Repeat exactly, and only, the lines from the one holding "Transcribe the text in this document." through the last line of the records below.

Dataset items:
>>>

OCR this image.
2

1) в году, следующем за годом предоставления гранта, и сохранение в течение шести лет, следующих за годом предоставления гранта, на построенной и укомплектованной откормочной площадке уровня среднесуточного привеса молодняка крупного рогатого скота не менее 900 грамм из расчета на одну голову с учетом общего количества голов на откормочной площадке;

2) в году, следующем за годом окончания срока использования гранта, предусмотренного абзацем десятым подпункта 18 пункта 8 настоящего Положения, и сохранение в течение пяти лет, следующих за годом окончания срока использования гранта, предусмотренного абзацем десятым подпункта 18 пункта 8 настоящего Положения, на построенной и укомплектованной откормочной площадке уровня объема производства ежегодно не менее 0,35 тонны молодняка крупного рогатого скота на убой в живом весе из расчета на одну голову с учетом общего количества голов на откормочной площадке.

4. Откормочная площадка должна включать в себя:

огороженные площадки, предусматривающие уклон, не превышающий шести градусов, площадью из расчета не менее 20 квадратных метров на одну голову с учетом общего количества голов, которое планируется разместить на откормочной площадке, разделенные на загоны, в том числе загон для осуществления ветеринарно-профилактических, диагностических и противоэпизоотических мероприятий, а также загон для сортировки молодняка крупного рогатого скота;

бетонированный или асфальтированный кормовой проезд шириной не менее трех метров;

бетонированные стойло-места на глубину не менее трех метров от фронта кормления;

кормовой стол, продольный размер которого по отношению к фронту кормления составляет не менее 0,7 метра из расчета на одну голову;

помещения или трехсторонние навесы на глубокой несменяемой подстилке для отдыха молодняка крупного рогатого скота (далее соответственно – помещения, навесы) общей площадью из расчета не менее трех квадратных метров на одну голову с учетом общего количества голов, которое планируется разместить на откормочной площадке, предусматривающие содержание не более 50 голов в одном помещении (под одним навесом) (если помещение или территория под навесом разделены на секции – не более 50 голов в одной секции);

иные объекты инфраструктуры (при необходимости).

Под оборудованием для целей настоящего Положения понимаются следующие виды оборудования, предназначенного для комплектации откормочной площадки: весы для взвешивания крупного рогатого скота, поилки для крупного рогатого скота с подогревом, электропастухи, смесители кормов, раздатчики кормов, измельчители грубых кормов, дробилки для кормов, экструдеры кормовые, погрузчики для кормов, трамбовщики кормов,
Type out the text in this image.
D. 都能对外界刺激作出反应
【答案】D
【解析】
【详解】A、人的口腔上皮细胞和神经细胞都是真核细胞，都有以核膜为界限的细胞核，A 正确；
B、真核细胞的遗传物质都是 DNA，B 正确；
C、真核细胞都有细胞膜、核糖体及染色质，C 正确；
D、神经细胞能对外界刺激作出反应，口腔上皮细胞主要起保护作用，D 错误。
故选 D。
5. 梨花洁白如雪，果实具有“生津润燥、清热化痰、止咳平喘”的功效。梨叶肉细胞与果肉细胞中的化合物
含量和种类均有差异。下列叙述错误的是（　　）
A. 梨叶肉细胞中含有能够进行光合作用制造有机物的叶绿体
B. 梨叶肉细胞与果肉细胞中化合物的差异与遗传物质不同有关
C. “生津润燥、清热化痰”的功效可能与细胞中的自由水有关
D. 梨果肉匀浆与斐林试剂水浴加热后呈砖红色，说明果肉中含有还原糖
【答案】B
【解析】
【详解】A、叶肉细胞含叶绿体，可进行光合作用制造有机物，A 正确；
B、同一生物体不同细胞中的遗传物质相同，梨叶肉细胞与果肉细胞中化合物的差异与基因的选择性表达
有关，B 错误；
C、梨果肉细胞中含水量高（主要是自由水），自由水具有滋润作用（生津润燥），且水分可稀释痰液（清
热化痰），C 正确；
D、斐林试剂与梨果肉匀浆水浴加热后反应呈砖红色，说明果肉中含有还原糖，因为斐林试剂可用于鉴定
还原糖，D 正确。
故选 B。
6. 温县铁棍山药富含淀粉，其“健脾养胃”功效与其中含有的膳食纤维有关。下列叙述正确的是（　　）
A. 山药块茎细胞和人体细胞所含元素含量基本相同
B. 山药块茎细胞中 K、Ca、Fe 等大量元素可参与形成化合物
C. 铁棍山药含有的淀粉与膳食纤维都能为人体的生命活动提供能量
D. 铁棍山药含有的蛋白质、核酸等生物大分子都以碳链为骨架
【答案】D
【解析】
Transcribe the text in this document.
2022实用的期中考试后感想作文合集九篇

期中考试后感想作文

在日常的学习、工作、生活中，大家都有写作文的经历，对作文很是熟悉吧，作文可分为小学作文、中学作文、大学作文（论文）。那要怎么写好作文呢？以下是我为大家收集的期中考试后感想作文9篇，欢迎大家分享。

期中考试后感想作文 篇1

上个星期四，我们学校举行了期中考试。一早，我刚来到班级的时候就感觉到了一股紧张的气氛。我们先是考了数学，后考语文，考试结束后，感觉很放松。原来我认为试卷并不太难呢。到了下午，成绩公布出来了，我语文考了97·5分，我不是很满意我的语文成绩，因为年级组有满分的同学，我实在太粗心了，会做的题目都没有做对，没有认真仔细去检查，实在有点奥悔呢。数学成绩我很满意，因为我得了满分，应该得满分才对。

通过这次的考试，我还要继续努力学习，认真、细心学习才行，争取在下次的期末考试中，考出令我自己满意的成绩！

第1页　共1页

<<<

**Task answer**
Transcribe the text in this document.
2022实用的期中考试后感想作文合集九篇

期中考试后感想作文

在日常的学习、工作、生活中，大家都有写作文的经历，对作文很是熟悉吧，作文可分为小学作文、中学作文、大学作文（论文）。那要怎么写好作文呢？以下是我为大家收集的期中考试后感想作文9篇，欢迎大家分享。

期中考试后感想作文 篇1

上个星期四，我们学校举行了期中考试。一早，我刚来到班级的时候就感觉到了一股紧张的气氛。我们先是考了数学，后考语文，考试结束后，感觉很放松。原来我认为试卷并不太难呢。到了下午，成绩公布出来了，我语文考了97·5分，我不是很满意我的语文成绩，因为年级组有满分的同学，我实在太粗心了，会做的题目都没有做对，没有认真仔细去检查，实在有点奥悔呢。数学成绩我很满意，因为我得了满分，应该得满分才对。

通过这次的考试，我还要继续努力学习，认真、细心学习才行，争取在下次的期末考试中，考出令我自己满意的成绩！

第1页　共1页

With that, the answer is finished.